— Begin Stored data —
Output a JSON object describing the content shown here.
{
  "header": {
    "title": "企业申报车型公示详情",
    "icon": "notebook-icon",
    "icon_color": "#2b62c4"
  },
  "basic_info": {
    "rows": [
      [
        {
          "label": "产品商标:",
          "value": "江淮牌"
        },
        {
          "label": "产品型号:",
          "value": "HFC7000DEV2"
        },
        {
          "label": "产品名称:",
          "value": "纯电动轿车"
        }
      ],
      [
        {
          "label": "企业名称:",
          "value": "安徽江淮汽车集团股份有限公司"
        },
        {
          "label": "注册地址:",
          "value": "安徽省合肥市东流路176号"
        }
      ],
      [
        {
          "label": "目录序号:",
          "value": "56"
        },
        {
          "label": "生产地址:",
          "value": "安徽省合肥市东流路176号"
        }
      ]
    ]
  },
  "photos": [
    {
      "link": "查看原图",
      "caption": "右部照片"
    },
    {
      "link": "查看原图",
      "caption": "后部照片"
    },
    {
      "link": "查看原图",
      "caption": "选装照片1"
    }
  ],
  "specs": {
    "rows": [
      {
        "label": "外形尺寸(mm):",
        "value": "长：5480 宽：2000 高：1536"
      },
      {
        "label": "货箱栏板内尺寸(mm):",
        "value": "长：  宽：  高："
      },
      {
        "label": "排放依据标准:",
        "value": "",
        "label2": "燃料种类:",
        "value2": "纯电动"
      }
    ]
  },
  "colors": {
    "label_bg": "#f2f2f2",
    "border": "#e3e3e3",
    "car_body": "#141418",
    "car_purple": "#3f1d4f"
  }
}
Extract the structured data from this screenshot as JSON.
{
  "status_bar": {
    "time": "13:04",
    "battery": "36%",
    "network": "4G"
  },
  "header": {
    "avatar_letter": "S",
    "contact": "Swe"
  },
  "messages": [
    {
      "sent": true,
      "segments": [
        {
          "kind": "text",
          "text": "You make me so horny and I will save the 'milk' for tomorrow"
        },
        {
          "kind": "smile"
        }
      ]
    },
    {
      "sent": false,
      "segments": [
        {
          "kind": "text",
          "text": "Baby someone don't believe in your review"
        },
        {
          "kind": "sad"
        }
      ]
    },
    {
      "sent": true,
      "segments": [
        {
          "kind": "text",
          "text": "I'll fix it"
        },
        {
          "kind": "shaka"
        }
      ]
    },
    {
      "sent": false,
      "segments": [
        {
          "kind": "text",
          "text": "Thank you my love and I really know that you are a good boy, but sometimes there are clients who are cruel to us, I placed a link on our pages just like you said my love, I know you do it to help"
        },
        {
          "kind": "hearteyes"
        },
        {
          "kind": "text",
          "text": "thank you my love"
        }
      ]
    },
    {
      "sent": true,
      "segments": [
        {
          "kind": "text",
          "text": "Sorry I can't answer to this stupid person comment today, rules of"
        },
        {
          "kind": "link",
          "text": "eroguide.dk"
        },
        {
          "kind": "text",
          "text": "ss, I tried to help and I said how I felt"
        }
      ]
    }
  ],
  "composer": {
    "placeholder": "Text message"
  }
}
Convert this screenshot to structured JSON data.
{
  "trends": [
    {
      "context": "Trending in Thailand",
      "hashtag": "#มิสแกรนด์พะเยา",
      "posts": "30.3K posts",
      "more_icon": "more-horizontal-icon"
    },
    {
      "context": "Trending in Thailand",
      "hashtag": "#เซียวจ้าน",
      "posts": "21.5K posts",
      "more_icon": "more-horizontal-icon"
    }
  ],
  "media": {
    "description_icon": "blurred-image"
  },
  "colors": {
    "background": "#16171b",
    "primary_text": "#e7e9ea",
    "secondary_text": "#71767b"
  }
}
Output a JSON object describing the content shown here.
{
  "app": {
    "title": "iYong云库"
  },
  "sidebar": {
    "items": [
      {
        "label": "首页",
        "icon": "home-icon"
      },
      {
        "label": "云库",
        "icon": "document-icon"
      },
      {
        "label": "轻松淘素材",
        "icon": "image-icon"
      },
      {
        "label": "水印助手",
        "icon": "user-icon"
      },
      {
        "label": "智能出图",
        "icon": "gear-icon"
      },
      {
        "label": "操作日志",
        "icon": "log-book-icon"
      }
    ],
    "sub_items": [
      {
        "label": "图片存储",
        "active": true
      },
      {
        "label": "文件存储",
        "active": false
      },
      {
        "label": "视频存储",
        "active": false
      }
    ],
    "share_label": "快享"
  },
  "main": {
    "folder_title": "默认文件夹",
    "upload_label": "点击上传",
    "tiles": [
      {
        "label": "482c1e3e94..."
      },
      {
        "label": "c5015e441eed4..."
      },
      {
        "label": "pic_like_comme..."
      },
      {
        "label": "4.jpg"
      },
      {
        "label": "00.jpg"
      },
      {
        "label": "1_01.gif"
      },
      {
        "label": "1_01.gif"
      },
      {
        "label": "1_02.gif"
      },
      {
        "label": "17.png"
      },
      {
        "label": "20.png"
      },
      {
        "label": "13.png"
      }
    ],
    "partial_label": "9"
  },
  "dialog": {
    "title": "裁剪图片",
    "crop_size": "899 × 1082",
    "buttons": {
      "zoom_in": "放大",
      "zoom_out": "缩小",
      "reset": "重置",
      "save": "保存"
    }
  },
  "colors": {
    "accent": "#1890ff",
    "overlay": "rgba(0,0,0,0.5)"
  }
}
— End Stored data —
- [Requirement]:
Return all of the data exactly as it reads.

- [Problem solution]:
Output a JSON object describing the content shown here.
{
  "header": {
    "title": "企业申报车型公示详情",
    "icon": "notebook-icon",
    "icon_color": "#2b62c4"
  },
  "basic_info": {
    "rows": [
      [
        {
          "label": "产品商标:",
          "value": "江淮牌"
        },
        {
          "label": "产品型号:",
          "value": "HFC7000DEV2"
        },
        {
          "label": "产品名称:",
          "value": "纯电动轿车"
        }
      ],
      [
        {
          "label": "企业名称:",
          "value": "安徽江淮汽车集团股份有限公司"
        },
        {
          "label": "注册地址:",
          "value": "安徽省合肥市东流路176号"
        }
      ],
      [
        {
          "label": "目录序号:",
          "value": "56"
        },
        {
          "label": "生产地址:",
          "value": "安徽省合肥市东流路176号"
        }
      ]
    ]
  },
  "photos": [
    {
      "link": "查看原图",
      "caption": "右部照片"
    },
    {
      "link": "查看原图",
      "caption": "后部照片"
    },
    {
      "link": "查看原图",
      "caption": "选装照片1"
    }
  ],
  "specs": {
    "rows": [
      {
        "label": "外形尺寸(mm):",
        "value": "长：5480 宽：2000 高：1536"
      },
      {
        "label": "货箱栏板内尺寸(mm):",
        "value": "长：  宽：  高："
      },
      {
        "label": "排放依据标准:",
        "value": "",
        "label2": "燃料种类:",
        "value2": "纯电动"
      }
    ]
  },
  "colors": {
    "label_bg": "#f2f2f2",
    "border": "#e3e3e3",
    "car_body": "#141418",
    "car_purple": "#3f1d4f"
  }
}
Extract the structured data from this screenshot as JSON.
{
  "status_bar": {
    "time": "13:04",
    "battery": "36%",
    "network": "4G"
  },
  "header": {
    "avatar_letter": "S",
    "contact": "Swe"
  },
  "messages": [
    {
      "sent": true,
      "segments": [
        {
          "kind": "text",
          "text": "You make me so horny and I will save the 'milk' for tomorrow"
        },
        {
          "kind": "smile"
        }
      ]
    },
    {
      "sent": false,
      "segments": [
        {
          "kind": "text",
          "text": "Baby someone don't believe in your review"
        },
        {
          "kind": "sad"
        }
      ]
    },
    {
      "sent": true,
      "segments": [
        {
          "kind": "text",
          "text": "I'll fix it"
        },
        {
          "kind": "shaka"
        }
      ]
    },
    {
      "sent": false,
      "segments": [
        {
          "kind": "text",
          "text": "Thank you my love and I really know that you are a good boy, but sometimes there are clients who are cruel to us, I placed a link on our pages just like you said my love, I know you do it to help"
        },
        {
          "kind": "hearteyes"
        },
        {
          "kind": "text",
          "text": "thank you my love"
        }
      ]
    },
    {
      "sent": true,
      "segments": [
        {
          "kind": "text",
          "text": "Sorry I can't answer to this stupid person comment today, rules of"
        },
        {
          "kind": "link",
          "text": "eroguide.dk"
        },
        {
          "kind": "text",
          "text": "ss, I tried to help and I said how I felt"
        }
      ]
    }
  ],
  "composer": {
    "placeholder": "Text message"
  }
}
Convert this screenshot to structured JSON data.
{
  "trends": [
    {
      "context": "Trending in Thailand",
      "hashtag": "#มิสแกรนด์พะเยา",
      "posts": "30.3K posts",
      "more_icon": "more-horizontal-icon"
    },
    {
      "context": "Trending in Thailand",
      "hashtag": "#เซียวจ้าน",
      "posts": "21.5K posts",
      "more_icon": "more-horizontal-icon"
    }
  ],
  "media": {
    "description_icon": "blurred-image"
  },
  "colors": {
    "background": "#16171b",
    "primary_text": "#e7e9ea",
    "secondary_text": "#71767b"
  }
}
Output a JSON object describing the content shown here.
{
  "app": {
    "title": "iYong云库"
  },
  "sidebar": {
    "items": [
      {
        "label": "首页",
        "icon": "home-icon"
      },
      {
        "label": "云库",
        "icon": "document-icon"
      },
      {
        "label": "轻松淘素材",
        "icon": "image-icon"
      },
      {
        "label": "水印助手",
        "icon": "user-icon"
      },
      {
        "label": "智能出图",
        "icon": "gear-icon"
      },
      {
        "label": "操作日志",
        "icon": "log-book-icon"
      }
    ],
    "sub_items": [
      {
        "label": "图片存储",
        "active": true
      },
      {
        "label": "文件存储",
        "active": false
      },
      {
        "label": "视频存储",
        "active": false
      }
    ],
    "share_label": "快享"
  },
  "main": {
    "folder_title": "默认文件夹",
    "upload_label": "点击上传",
    "tiles": [
      {
        "label": "482c1e3e94..."
      },
      {
        "label": "c5015e441eed4..."
      },
      {
        "label": "pic_like_comme..."
      },
      {
        "label": "4.jpg"
      },
      {
        "label": "00.jpg"
      },
      {
        "label": "1_01.gif"
      },
      {
        "label": "1_01.gif"
      },
      {
        "label": "1_02.gif"
      },
      {
        "label": "17.png"
      },
      {
        "label": "20.png"
      },
      {
        "label": "13.png"
      }
    ],
    "partial_label": "9"
  },
  "dialog": {
    "title": "裁剪图片",
    "crop_size": "899 × 1082",
    "buttons": {
      "zoom_in": "放大",
      "zoom_out": "缩小",
      "reset": "重置",
      "save": "保存"
    }
  },
  "colors": {
    "accent": "#1890ff",
    "overlay": "rgba(0,0,0,0.5)"
  }
}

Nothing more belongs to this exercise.